▸ **Data excerpts**:
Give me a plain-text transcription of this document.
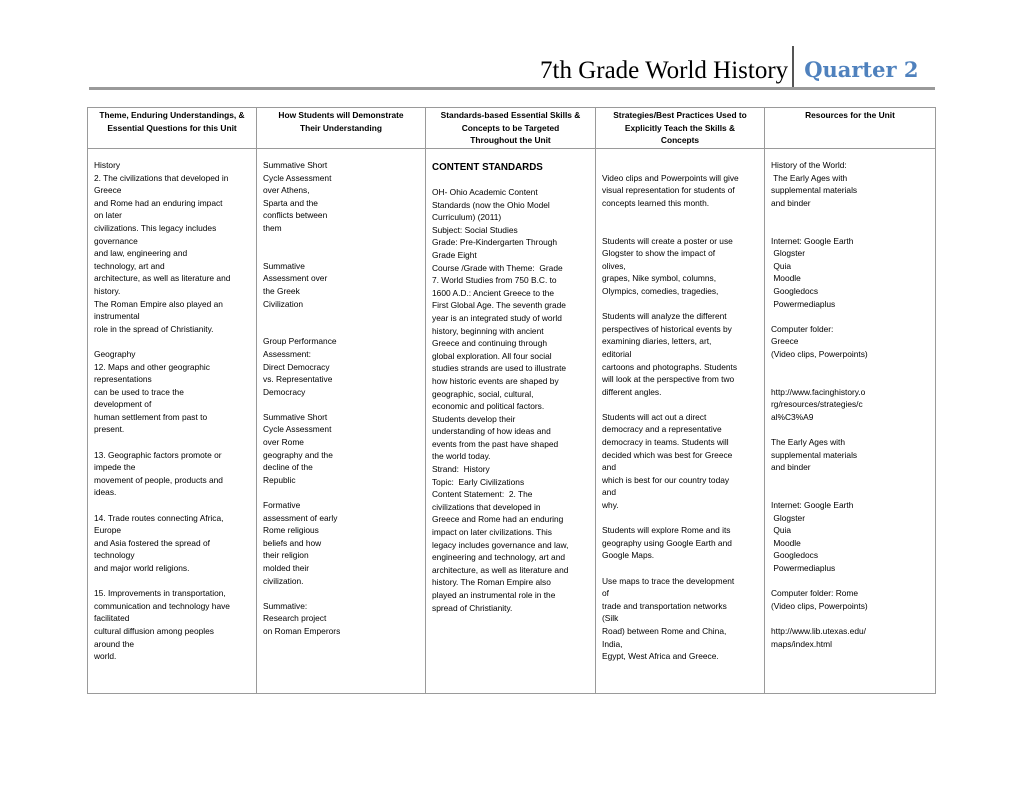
7th Grade World History Quarter 2
Theme, Enduring Understandings, &
Essential Questions for this Unit
How Students will Demonstrate
Their Understanding
Standards-based Essential Skills &
Concepts to be Targeted
Throughout the Unit
Strategies/Best Practices Used to
Explicitly Teach the Skills &
Concepts
Resources for the Unit
History
2. The civilizations that developed in
Greece
and Rome had an enduring impact
on later
civilizations. This legacy includes
governance
and law, engineering and
technology, art and
architecture, as well as literature and
history.
The Roman Empire also played an
instrumental
role in the spread of Christianity.

Geography
12. Maps and other geographic
representations
can be used to trace the
development of
human settlement from past to
present.

13. Geographic factors promote or
impede the
movement of people, products and
ideas.

14. Trade routes connecting Africa,
Europe
and Asia fostered the spread of
technology
and major world religions.

15. Improvements in transportation,
communication and technology have
facilitated
cultural diffusion among peoples
around the
world.
Summative Short
Cycle Assessment
over Athens,
Sparta and the
conflicts between
them

Summative
Assessment over
the Greek
Civilization

Group Performance
Assessment:
Direct Democracy
vs. Representative
Democracy

Summative Short
Cycle Assessment
over Rome
geography and the
decline of the
Republic

Formative
assessment of early
Rome religious
beliefs and how
their religion
molded their
civilization.

Summative:
Research project
on Roman Emperors
CONTENT STANDARDS
OH- Ohio Academic Content
Standards (now the Ohio Model
Curriculum) (2011)
Subject: Social Studies
Grade: Pre-Kindergarten Through
Grade Eight
Course /Grade with Theme:  Grade
7. World Studies from 750 B.C. to
1600 A.D.: Ancient Greece to the
First Global Age. The seventh grade
year is an integrated study of world
history, beginning with ancient
Greece and continuing through
global exploration. All four social
studies strands are used to illustrate
how historic events are shaped by
geographic, social, cultural,
economic and political factors.
Students develop their
understanding of how ideas and
events from the past have shaped
the world today.
Strand:  History
Topic:  Early Civilizations
Content Statement:  2. The
civilizations that developed in
Greece and Rome had an enduring
impact on later civilizations. This
legacy includes governance and law,
engineering and technology, art and
architecture, as well as literature and
history. The Roman Empire also
played an instrumental role in the
spread of Christianity.

Video clips and Powerpoints will give
visual representation for students of
concepts learned this month.

Students will create a poster or use
Glogster to show the impact of
olives,
grapes, Nike symbol, columns,
Olympics, comedies, tragedies,

Students will analyze the different
perspectives of historical events by
examining diaries, letters, art,
editorial
cartoons and photographs. Students
will look at the perspective from two
different angles.

Students will act out a direct
democracy and a representative
democracy in teams. Students will
decided which was best for Greece
and
which is best for our country today
and
why.

Students will explore Rome and its
geography using Google Earth and
Google Maps.

Use maps to trace the development
of
trade and transportation networks
(Silk
Road) between Rome and China,
India,
Egypt, West Africa and Greece.
History of the World:
The Early Ages with
supplemental materials
and binder

Internet: Google Earth
Glogster
Quia
Moodle
Googledocs
Powermediaplus

Computer folder:
Greece
(Video clips, Powerpoints)

http://www.facinghistory.o
rg/resources/strategies/c
al%C3%A9

The Early Ages with
supplemental materials
and binder

Internet: Google Earth
Glogster
Quia
Moodle
Googledocs
Powermediaplus

Computer folder: Rome
(Video clips, Powerpoints)

http://www.lib.utexas.edu/
maps/index.html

▸ **YOUR TASK**: Reproduce the data above in full, exactly as it is, with the pictures left out.

▸ **REPLY TO THE EXERCISE**:
Give me a plain-text transcription of this document.
7th Grade World History Quarter 2
Theme, Enduring Understandings, &
Essential Questions for this Unit
How Students will Demonstrate
Their Understanding
Standards-based Essential Skills &
Concepts to be Targeted
Throughout the Unit
Strategies/Best Practices Used to
Explicitly Teach the Skills &
Concepts
Resources for the Unit
History
2. The civilizations that developed in
Greece
and Rome had an enduring impact
on later
civilizations. This legacy includes
governance
and law, engineering and
technology, art and
architecture, as well as literature and
history.
The Roman Empire also played an
instrumental
role in the spread of Christianity.

Geography
12. Maps and other geographic
representations
can be used to trace the
development of
human settlement from past to
present.

13. Geographic factors promote or
impede the
movement of people, products and
ideas.

14. Trade routes connecting Africa,
Europe
and Asia fostered the spread of
technology
and major world religions.

15. Improvements in transportation,
communication and technology have
facilitated
cultural diffusion among peoples
around the
world.
Summative Short
Cycle Assessment
over Athens,
Sparta and the
conflicts between
them

Summative
Assessment over
the Greek
Civilization

Group Performance
Assessment:
Direct Democracy
vs. Representative
Democracy

Summative Short
Cycle Assessment
over Rome
geography and the
decline of the
Republic

Formative
assessment of early
Rome religious
beliefs and how
their religion
molded their
civilization.

Summative:
Research project
on Roman Emperors
CONTENT STANDARDS
OH- Ohio Academic Content
Standards (now the Ohio Model
Curriculum) (2011)
Subject: Social Studies
Grade: Pre-Kindergarten Through
Grade Eight
Course /Grade with Theme:  Grade
7. World Studies from 750 B.C. to
1600 A.D.: Ancient Greece to the
First Global Age. The seventh grade
year is an integrated study of world
history, beginning with ancient
Greece and continuing through
global exploration. All four social
studies strands are used to illustrate
how historic events are shaped by
geographic, social, cultural,
economic and political factors.
Students develop their
understanding of how ideas and
events from the past have shaped
the world today.
Strand:  History
Topic:  Early Civilizations
Content Statement:  2. The
civilizations that developed in
Greece and Rome had an enduring
impact on later civilizations. This
legacy includes governance and law,
engineering and technology, art and
architecture, as well as literature and
history. The Roman Empire also
played an instrumental role in the
spread of Christianity.

Video clips and Powerpoints will give
visual representation for students of
concepts learned this month.

Students will create a poster or use
Glogster to show the impact of
olives,
grapes, Nike symbol, columns,
Olympics, comedies, tragedies,

Students will analyze the different
perspectives of historical events by
examining diaries, letters, art,
editorial
cartoons and photographs. Students
will look at the perspective from two
different angles.

Students will act out a direct
democracy and a representative
democracy in teams. Students will
decided which was best for Greece
and
which is best for our country today
and
why.

Students will explore Rome and its
geography using Google Earth and
Google Maps.

Use maps to trace the development
of
trade and transportation networks
(Silk
Road) between Rome and China,
India,
Egypt, West Africa and Greece.
History of the World:
The Early Ages with
supplemental materials
and binder

Internet: Google Earth
Glogster
Quia
Moodle
Googledocs
Powermediaplus

Computer folder:
Greece
(Video clips, Powerpoints)

http://www.facinghistory.o
rg/resources/strategies/c
al%C3%A9

The Early Ages with
supplemental materials
and binder

Internet: Google Earth
Glogster
Quia
Moodle
Googledocs
Powermediaplus

Computer folder: Rome
(Video clips, Powerpoints)

http://www.lib.utexas.edu/
maps/index.html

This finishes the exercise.